The exercise ▸ In full and without alteration, give the listing again.

Extracted material ▸
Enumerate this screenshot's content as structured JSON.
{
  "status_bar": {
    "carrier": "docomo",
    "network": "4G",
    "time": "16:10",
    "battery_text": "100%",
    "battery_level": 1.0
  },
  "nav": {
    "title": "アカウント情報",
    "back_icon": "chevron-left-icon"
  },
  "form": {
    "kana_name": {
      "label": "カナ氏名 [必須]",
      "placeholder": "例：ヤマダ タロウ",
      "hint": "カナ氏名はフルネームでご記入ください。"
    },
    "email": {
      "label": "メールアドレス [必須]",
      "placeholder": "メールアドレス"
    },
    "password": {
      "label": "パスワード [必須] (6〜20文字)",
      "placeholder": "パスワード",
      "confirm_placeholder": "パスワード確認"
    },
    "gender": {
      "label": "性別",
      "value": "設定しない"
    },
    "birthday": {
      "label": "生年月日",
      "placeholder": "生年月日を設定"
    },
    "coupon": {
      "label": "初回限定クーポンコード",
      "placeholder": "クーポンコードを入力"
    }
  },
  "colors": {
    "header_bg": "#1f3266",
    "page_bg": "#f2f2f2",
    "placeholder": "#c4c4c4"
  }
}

Response to this task ▸
Enumerate this screenshot's content as structured JSON.
{
  "status_bar": {
    "carrier": "docomo",
    "network": "4G",
    "time": "16:10",
    "battery_text": "100%",
    "battery_level": 1.0
  },
  "nav": {
    "title": "アカウント情報",
    "back_icon": "chevron-left-icon"
  },
  "form": {
    "kana_name": {
      "label": "カナ氏名 [必須]",
      "placeholder": "例：ヤマダ タロウ",
      "hint": "カナ氏名はフルネームでご記入ください。"
    },
    "email": {
      "label": "メールアドレス [必須]",
      "placeholder": "メールアドレス"
    },
    "password": {
      "label": "パスワード [必須] (6〜20文字)",
      "placeholder": "パスワード",
      "confirm_placeholder": "パスワード確認"
    },
    "gender": {
      "label": "性別",
      "value": "設定しない"
    },
    "birthday": {
      "label": "生年月日",
      "placeholder": "生年月日を設定"
    },
    "coupon": {
      "label": "初回限定クーポンコード",
      "placeholder": "クーポンコードを入力"
    }
  },
  "colors": {
    "header_bg": "#1f3266",
    "page_bg": "#f2f2f2",
    "placeholder": "#c4c4c4"
  }
}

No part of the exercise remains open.